§ **What you need to do**: Return each line containing the string "removal".

Source data:
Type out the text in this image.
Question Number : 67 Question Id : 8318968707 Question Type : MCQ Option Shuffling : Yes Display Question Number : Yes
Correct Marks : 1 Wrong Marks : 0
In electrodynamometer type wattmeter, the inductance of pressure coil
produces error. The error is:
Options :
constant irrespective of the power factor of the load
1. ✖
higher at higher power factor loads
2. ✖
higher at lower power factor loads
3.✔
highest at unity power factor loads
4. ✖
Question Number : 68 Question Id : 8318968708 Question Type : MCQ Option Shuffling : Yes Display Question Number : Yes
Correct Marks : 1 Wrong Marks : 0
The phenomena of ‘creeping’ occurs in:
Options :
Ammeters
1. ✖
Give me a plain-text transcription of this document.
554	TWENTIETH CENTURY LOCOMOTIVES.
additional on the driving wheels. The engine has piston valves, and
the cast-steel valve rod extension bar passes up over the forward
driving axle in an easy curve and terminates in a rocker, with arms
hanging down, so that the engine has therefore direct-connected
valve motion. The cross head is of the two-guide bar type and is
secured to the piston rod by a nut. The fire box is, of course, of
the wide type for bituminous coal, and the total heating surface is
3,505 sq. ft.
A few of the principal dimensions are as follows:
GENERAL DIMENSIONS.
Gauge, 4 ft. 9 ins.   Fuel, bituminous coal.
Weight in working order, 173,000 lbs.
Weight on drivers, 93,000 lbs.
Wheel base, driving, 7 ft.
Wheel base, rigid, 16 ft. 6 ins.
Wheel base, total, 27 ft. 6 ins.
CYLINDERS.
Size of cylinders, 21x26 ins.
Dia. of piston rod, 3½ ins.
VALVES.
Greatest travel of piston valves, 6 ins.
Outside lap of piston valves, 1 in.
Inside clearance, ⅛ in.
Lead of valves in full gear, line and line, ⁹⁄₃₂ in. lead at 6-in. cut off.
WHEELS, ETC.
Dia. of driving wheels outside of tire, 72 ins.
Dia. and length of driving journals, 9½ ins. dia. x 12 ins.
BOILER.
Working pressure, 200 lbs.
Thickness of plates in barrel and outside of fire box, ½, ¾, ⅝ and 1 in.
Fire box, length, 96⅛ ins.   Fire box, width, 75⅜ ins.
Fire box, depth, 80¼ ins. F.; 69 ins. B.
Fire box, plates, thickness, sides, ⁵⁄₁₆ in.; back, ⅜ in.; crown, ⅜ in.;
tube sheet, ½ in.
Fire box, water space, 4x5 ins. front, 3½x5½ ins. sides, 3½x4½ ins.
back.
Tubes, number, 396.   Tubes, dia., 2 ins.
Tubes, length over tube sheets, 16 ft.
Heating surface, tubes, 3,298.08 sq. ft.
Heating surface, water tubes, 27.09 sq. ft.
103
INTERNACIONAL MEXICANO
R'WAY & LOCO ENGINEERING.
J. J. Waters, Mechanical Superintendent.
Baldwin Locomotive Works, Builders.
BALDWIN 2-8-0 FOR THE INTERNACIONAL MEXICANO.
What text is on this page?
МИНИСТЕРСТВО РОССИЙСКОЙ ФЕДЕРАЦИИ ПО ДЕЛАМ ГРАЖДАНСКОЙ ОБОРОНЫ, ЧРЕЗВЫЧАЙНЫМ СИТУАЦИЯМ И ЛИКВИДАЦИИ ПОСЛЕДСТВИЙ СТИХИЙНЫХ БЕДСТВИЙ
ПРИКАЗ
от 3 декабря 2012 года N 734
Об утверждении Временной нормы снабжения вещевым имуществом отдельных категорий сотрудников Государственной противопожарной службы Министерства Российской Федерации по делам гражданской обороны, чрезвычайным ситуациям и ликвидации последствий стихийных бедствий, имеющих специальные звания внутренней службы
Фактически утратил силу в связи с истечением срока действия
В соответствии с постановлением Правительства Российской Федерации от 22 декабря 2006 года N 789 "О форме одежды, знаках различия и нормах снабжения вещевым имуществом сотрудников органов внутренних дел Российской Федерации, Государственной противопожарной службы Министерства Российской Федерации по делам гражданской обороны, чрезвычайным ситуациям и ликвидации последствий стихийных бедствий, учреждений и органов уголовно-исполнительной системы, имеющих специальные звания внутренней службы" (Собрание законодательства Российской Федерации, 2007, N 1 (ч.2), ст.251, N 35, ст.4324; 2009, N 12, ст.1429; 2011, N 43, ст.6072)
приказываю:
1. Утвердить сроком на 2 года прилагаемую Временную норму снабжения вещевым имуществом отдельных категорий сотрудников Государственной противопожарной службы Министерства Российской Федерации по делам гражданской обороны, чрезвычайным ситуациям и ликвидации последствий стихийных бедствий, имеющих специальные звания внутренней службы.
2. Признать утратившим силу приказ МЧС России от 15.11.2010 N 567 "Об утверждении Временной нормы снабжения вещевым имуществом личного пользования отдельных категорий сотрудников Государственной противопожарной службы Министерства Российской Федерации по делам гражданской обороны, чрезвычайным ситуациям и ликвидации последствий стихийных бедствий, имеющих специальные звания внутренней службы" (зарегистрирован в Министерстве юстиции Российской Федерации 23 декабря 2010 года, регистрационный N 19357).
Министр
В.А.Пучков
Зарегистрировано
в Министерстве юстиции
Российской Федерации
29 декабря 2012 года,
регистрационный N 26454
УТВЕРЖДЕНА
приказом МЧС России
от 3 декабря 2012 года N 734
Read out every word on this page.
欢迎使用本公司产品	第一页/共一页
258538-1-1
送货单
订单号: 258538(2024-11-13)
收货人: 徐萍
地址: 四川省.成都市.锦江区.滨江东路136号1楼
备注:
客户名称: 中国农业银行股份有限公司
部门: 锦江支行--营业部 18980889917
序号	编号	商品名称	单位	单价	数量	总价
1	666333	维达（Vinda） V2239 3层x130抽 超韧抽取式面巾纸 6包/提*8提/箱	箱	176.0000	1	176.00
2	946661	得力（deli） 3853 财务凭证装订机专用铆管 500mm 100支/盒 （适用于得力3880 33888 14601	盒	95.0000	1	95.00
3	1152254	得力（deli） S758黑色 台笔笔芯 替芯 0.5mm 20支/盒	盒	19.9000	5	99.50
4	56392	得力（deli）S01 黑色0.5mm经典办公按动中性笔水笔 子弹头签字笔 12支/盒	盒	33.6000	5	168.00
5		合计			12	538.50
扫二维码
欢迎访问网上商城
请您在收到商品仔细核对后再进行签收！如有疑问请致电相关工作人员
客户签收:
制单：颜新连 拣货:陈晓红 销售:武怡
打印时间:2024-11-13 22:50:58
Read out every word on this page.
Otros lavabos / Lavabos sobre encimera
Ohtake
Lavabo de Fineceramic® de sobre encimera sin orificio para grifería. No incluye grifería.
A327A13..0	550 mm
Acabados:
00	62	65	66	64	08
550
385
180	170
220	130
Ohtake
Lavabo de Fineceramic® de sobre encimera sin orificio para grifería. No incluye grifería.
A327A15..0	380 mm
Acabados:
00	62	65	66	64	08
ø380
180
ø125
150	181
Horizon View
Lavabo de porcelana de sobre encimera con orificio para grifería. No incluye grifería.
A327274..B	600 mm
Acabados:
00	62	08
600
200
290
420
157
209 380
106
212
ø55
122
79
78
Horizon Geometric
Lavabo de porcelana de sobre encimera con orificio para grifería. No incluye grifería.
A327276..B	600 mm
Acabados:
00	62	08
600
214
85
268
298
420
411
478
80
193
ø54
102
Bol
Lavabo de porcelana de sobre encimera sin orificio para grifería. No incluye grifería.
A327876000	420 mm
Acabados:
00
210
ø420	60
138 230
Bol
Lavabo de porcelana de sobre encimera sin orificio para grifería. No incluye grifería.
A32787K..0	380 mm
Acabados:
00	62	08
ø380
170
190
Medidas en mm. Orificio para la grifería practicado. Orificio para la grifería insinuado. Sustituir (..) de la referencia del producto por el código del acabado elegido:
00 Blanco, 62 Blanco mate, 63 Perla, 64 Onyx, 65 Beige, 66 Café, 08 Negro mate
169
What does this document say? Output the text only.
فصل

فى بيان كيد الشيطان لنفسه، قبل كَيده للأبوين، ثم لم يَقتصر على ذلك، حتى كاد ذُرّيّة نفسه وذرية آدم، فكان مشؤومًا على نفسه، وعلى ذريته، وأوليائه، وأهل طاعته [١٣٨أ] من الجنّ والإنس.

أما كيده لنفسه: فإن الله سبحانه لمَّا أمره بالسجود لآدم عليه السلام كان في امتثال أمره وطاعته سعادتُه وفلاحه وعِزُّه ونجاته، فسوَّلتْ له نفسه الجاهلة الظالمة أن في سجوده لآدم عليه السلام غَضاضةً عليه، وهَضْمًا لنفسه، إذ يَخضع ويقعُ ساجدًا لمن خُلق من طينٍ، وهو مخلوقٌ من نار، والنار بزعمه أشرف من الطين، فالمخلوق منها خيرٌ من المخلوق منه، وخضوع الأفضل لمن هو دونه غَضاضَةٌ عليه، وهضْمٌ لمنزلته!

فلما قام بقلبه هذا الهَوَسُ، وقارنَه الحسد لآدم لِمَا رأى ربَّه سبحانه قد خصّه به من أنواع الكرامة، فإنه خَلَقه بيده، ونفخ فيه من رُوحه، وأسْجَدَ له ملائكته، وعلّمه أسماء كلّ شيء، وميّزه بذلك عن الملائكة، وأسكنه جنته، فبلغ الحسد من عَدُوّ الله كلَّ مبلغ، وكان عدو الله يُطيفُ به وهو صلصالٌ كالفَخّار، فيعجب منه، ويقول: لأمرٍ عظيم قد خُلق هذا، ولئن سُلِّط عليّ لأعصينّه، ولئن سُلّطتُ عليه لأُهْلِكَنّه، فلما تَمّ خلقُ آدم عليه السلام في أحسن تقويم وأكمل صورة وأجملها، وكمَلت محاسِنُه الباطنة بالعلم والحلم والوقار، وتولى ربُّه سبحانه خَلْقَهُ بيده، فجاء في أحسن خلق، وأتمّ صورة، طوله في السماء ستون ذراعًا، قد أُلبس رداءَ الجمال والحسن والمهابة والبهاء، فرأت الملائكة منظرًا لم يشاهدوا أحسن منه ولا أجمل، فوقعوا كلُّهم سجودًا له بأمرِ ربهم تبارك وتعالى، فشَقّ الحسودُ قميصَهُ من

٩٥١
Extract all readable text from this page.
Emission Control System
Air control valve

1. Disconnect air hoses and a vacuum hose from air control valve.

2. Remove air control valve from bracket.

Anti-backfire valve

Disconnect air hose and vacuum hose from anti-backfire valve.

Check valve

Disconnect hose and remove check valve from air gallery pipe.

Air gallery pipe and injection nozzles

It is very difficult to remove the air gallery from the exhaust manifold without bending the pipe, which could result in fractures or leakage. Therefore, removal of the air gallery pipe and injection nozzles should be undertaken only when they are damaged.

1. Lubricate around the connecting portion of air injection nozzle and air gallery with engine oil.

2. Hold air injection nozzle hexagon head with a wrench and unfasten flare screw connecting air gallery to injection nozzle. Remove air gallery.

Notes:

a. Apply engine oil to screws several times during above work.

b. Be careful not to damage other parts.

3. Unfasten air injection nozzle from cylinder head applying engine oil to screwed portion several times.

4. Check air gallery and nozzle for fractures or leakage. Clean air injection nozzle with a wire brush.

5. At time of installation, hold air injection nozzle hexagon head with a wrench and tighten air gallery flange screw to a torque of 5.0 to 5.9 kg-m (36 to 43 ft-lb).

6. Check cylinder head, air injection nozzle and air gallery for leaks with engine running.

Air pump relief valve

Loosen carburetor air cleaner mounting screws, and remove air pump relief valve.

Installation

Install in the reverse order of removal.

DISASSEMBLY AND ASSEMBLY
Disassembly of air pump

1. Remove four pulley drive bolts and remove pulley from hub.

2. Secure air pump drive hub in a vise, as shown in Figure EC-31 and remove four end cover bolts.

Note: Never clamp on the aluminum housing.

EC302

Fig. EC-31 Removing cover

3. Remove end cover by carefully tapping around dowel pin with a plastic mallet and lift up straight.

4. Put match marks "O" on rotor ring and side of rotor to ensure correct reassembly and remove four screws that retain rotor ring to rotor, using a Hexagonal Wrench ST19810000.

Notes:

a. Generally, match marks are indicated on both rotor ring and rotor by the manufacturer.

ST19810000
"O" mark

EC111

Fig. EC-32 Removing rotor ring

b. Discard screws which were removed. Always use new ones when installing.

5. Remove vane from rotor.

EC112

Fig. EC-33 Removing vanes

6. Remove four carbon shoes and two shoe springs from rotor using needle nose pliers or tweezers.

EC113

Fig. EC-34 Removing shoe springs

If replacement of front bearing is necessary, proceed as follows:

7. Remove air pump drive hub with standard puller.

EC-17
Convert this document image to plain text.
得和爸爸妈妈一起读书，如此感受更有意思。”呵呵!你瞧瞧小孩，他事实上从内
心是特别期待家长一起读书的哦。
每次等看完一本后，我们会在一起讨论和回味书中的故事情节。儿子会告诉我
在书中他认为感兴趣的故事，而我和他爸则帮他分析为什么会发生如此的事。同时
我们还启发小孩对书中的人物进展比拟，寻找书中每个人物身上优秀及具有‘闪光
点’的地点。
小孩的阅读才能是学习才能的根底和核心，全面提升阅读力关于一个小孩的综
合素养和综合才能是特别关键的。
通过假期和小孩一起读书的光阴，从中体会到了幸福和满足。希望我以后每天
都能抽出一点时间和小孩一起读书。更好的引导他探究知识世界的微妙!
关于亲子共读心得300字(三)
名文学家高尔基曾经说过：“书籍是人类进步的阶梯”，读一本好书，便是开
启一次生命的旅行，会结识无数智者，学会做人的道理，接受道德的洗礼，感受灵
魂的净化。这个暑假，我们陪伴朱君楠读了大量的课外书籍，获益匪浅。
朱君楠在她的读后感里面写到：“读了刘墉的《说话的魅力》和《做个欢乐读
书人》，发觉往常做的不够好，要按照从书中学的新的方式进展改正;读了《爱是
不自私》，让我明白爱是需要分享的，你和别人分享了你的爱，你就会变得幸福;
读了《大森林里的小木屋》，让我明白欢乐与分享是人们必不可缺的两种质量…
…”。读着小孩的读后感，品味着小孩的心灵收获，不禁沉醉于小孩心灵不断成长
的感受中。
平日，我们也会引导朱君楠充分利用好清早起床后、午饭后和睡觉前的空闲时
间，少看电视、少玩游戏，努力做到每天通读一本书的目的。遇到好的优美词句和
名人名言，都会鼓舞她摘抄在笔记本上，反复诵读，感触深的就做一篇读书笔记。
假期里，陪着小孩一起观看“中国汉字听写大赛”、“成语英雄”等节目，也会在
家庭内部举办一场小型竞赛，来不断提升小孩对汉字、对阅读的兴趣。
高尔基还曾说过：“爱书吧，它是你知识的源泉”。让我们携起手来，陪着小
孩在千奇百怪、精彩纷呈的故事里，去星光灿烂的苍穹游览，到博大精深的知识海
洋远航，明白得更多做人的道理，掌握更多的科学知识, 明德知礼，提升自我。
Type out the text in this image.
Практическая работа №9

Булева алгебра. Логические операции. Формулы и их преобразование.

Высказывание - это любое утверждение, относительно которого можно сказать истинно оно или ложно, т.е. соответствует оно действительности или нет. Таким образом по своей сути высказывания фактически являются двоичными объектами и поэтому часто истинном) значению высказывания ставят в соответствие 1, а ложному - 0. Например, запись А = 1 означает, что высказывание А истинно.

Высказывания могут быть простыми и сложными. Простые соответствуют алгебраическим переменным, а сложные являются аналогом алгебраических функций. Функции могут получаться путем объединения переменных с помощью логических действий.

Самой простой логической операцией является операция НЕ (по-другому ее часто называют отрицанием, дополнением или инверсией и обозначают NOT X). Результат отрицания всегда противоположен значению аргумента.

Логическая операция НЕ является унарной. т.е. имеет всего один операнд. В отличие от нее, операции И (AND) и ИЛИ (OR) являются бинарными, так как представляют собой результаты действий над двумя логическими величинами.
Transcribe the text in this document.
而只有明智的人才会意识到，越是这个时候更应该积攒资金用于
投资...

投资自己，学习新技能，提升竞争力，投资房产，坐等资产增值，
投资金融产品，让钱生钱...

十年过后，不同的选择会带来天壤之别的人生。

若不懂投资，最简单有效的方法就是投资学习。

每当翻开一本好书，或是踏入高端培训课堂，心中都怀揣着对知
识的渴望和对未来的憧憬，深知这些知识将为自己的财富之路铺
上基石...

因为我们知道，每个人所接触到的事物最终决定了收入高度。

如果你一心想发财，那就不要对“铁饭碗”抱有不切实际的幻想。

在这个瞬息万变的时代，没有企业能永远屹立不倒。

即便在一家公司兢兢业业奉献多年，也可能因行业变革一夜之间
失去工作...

§ **Answer for this exercise**:
It is very difficult to remove the air gallery from the exhaust manifold without bending the pipe, which could result in fractures or leakage. Therefore, removal of the air gallery pipe and injection nozzles should be undertaken only when they are damaged.
Install in the reverse order of removal.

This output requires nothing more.